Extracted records

::::::::

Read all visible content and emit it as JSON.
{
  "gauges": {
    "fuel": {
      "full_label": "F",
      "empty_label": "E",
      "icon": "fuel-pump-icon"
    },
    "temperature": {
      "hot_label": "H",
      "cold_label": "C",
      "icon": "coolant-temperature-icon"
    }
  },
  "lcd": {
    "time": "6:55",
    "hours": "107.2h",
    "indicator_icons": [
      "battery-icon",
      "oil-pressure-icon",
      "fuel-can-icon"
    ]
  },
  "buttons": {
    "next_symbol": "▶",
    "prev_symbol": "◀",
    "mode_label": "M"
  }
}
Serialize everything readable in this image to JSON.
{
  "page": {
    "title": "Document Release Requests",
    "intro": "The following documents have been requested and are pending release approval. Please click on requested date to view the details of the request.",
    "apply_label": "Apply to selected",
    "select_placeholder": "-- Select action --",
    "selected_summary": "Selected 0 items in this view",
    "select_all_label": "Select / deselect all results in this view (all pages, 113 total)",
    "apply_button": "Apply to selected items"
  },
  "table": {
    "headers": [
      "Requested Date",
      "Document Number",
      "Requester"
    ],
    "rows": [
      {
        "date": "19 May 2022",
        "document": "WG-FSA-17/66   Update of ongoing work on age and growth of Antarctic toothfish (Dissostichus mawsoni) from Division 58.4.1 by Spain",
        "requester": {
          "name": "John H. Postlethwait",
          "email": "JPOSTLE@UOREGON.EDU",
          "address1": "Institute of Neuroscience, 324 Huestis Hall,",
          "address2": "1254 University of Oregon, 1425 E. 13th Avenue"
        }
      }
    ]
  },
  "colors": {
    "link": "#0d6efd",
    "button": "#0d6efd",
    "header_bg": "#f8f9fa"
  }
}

::::::::

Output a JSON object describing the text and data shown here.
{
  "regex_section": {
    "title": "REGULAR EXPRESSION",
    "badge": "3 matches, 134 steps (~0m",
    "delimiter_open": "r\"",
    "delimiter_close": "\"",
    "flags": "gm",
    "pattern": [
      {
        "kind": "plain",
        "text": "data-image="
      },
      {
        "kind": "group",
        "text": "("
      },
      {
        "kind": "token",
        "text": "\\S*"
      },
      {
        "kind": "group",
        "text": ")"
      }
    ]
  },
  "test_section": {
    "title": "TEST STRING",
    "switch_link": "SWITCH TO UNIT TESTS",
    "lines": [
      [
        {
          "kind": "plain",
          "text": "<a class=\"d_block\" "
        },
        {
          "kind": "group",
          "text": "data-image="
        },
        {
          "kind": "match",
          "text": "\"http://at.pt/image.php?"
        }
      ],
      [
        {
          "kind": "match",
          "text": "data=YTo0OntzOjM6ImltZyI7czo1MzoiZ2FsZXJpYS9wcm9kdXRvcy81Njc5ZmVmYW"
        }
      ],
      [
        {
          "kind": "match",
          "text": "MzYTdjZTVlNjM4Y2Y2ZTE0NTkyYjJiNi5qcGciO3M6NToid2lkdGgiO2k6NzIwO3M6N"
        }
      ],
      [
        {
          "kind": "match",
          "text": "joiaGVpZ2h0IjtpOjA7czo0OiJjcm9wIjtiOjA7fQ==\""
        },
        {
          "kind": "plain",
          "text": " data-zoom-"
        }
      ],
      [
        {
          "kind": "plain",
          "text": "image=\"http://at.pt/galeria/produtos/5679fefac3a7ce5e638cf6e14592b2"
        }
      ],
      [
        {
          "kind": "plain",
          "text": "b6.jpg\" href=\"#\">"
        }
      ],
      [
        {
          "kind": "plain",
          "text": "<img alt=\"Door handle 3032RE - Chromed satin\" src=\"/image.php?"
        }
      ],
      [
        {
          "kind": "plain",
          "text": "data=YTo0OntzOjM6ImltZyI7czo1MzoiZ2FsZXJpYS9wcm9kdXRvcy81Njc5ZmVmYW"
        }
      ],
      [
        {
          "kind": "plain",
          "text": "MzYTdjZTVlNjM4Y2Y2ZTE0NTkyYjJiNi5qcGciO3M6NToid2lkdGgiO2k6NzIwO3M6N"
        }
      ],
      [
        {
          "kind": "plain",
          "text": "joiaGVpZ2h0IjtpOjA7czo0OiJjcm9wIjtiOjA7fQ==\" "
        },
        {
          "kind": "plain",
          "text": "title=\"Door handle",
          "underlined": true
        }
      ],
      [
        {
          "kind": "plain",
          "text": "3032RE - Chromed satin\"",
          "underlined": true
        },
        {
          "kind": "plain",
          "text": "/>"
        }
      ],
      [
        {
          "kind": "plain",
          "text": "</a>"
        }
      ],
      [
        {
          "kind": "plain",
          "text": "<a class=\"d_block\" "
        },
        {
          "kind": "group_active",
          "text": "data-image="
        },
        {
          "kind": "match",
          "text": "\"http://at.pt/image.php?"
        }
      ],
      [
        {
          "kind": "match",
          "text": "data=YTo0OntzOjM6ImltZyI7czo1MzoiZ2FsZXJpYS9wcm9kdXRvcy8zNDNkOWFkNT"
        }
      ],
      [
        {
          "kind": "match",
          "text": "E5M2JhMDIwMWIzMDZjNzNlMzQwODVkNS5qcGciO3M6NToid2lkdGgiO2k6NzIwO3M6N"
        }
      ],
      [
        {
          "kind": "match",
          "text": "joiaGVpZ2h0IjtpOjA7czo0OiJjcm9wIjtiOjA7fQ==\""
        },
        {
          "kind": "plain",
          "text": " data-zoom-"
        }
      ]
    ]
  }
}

::::::::

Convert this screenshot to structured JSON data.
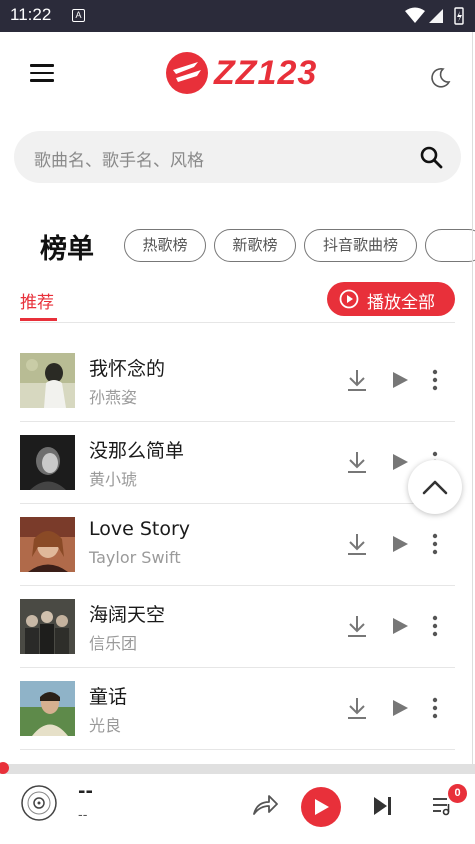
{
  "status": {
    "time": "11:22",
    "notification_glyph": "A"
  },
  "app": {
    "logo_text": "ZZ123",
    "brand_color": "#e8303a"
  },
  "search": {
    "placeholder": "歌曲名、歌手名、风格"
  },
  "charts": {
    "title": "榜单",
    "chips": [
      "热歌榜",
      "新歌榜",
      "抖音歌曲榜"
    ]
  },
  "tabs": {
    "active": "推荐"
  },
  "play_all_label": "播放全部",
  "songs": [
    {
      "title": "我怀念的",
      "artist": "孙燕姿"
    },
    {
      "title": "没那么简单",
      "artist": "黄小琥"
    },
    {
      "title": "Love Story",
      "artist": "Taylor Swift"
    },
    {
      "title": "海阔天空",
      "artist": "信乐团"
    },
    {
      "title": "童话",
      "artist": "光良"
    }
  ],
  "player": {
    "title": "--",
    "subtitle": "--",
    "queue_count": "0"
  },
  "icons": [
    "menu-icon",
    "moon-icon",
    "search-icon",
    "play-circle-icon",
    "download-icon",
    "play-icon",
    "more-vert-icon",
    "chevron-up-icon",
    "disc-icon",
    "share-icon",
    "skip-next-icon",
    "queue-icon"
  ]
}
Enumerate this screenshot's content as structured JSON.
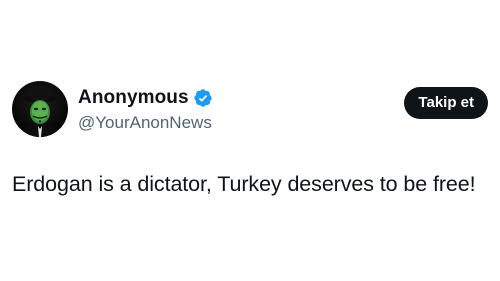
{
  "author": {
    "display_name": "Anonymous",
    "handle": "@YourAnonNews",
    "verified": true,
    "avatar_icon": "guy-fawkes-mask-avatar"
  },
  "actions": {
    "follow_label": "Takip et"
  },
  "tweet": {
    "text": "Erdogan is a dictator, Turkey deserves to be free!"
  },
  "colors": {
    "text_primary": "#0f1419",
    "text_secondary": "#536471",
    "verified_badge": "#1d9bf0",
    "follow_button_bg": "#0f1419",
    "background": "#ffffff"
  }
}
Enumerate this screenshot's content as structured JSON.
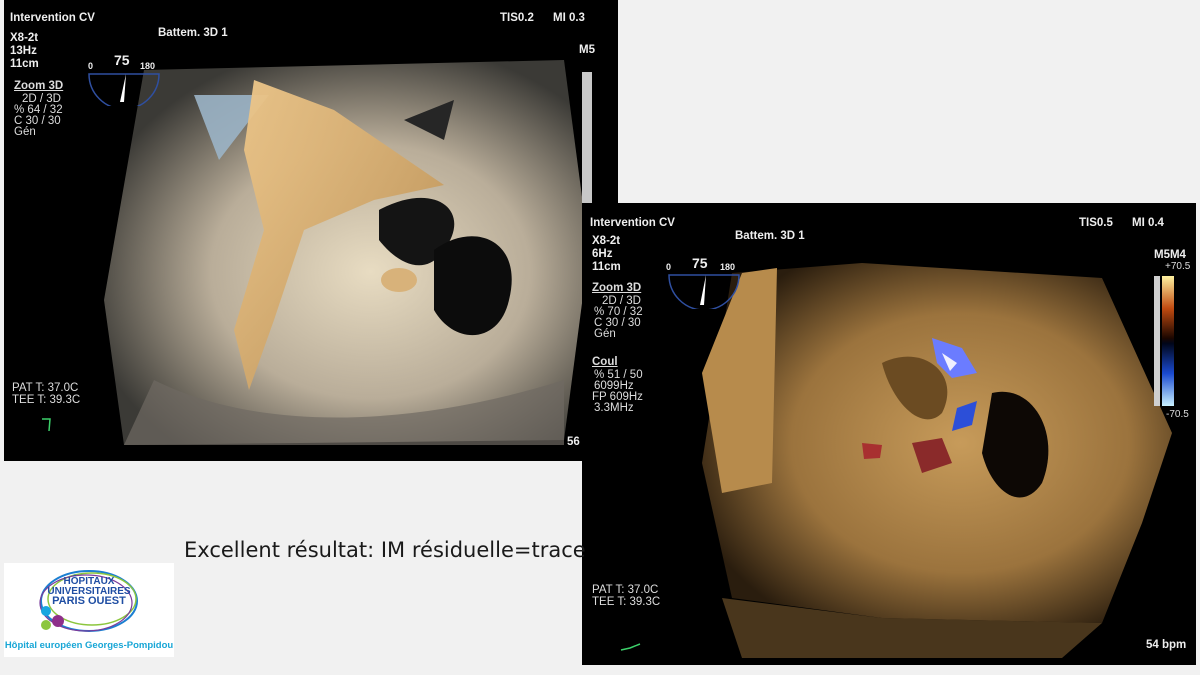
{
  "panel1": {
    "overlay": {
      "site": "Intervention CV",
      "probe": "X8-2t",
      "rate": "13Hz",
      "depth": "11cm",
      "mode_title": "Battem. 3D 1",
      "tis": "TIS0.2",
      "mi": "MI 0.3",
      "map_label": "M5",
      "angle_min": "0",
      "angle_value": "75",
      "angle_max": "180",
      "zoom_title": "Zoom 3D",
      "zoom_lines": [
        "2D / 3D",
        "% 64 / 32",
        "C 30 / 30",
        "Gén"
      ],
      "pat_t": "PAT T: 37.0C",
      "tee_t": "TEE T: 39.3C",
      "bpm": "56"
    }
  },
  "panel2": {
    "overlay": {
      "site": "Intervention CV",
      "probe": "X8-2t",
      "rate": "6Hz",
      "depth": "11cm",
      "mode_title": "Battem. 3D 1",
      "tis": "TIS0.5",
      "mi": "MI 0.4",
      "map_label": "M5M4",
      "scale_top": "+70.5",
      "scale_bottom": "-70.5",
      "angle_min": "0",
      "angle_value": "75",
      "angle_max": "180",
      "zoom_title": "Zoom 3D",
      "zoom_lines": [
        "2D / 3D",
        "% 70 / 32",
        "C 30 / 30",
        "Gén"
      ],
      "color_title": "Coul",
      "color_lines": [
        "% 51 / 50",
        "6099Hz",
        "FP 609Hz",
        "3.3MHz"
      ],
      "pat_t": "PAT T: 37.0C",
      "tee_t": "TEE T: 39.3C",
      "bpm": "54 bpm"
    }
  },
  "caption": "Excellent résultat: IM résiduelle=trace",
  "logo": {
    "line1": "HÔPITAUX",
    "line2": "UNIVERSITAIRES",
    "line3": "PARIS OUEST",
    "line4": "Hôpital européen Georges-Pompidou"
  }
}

::::::::

◆ Exercise:
Which lines hold the word "fuel"? Copy all of them.

◆ Exercise solution:
    "fuel": {
      "icon": "fuel-pump-icon"
      "fuel-can-icon"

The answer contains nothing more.